Task brief:
Reproduce all entries verbatim, with nothing added or dropped.

[Dataset excerpts]
▶

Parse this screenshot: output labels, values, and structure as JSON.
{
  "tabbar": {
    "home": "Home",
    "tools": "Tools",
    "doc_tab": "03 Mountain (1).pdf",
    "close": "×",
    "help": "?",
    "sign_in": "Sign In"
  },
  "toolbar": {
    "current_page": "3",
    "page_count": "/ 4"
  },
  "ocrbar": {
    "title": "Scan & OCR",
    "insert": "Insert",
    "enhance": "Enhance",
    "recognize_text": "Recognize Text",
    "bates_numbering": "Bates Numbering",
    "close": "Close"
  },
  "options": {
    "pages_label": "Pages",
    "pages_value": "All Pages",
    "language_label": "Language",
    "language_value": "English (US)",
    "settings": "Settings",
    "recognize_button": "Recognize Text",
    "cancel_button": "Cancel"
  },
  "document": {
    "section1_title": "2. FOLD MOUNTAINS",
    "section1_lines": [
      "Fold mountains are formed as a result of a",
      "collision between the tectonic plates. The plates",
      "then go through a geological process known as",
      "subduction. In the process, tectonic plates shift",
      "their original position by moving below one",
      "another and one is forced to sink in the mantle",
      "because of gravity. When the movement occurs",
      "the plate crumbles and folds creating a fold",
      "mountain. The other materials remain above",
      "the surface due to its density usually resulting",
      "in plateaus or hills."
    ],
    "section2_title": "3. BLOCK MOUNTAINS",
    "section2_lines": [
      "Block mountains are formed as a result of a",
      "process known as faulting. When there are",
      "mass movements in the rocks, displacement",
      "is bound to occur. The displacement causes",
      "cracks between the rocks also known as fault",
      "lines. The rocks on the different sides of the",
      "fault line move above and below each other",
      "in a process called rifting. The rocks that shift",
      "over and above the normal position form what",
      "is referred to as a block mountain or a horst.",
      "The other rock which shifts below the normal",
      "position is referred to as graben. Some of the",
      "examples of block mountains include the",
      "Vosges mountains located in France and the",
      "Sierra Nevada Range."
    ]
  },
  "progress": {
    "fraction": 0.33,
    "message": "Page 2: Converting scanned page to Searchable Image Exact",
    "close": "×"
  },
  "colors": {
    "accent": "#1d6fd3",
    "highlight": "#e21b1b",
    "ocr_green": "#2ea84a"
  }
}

◀

Full output:
Parse this screenshot: output labels, values, and structure as JSON.
{
  "tabbar": {
    "home": "Home",
    "tools": "Tools",
    "doc_tab": "03 Mountain (1).pdf",
    "close": "×",
    "help": "?",
    "sign_in": "Sign In"
  },
  "toolbar": {
    "current_page": "3",
    "page_count": "/ 4"
  },
  "ocrbar": {
    "title": "Scan & OCR",
    "insert": "Insert",
    "enhance": "Enhance",
    "recognize_text": "Recognize Text",
    "bates_numbering": "Bates Numbering",
    "close": "Close"
  },
  "options": {
    "pages_label": "Pages",
    "pages_value": "All Pages",
    "language_label": "Language",
    "language_value": "English (US)",
    "settings": "Settings",
    "recognize_button": "Recognize Text",
    "cancel_button": "Cancel"
  },
  "document": {
    "section1_title": "2. FOLD MOUNTAINS",
    "section1_lines": [
      "Fold mountains are formed as a result of a",
      "collision between the tectonic plates. The plates",
      "then go through a geological process known as",
      "subduction. In the process, tectonic plates shift",
      "their original position by moving below one",
      "another and one is forced to sink in the mantle",
      "because of gravity. When the movement occurs",
      "the plate crumbles and folds creating a fold",
      "mountain. The other materials remain above",
      "the surface due to its density usually resulting",
      "in plateaus or hills."
    ],
    "section2_title": "3. BLOCK MOUNTAINS",
    "section2_lines": [
      "Block mountains are formed as a result of a",
      "process known as faulting. When there are",
      "mass movements in the rocks, displacement",
      "is bound to occur. The displacement causes",
      "cracks between the rocks also known as fault",
      "lines. The rocks on the different sides of the",
      "fault line move above and below each other",
      "in a process called rifting. The rocks that shift",
      "over and above the normal position form what",
      "is referred to as a block mountain or a horst.",
      "The other rock which shifts below the normal",
      "position is referred to as graben. Some of the",
      "examples of block mountains include the",
      "Vosges mountains located in France and the",
      "Sierra Nevada Range."
    ]
  },
  "progress": {
    "fraction": 0.33,
    "message": "Page 2: Converting scanned page to Searchable Image Exact",
    "close": "×"
  },
  "colors": {
    "accent": "#1d6fd3",
    "highlight": "#e21b1b",
    "ocr_green": "#2ea84a"
  }
}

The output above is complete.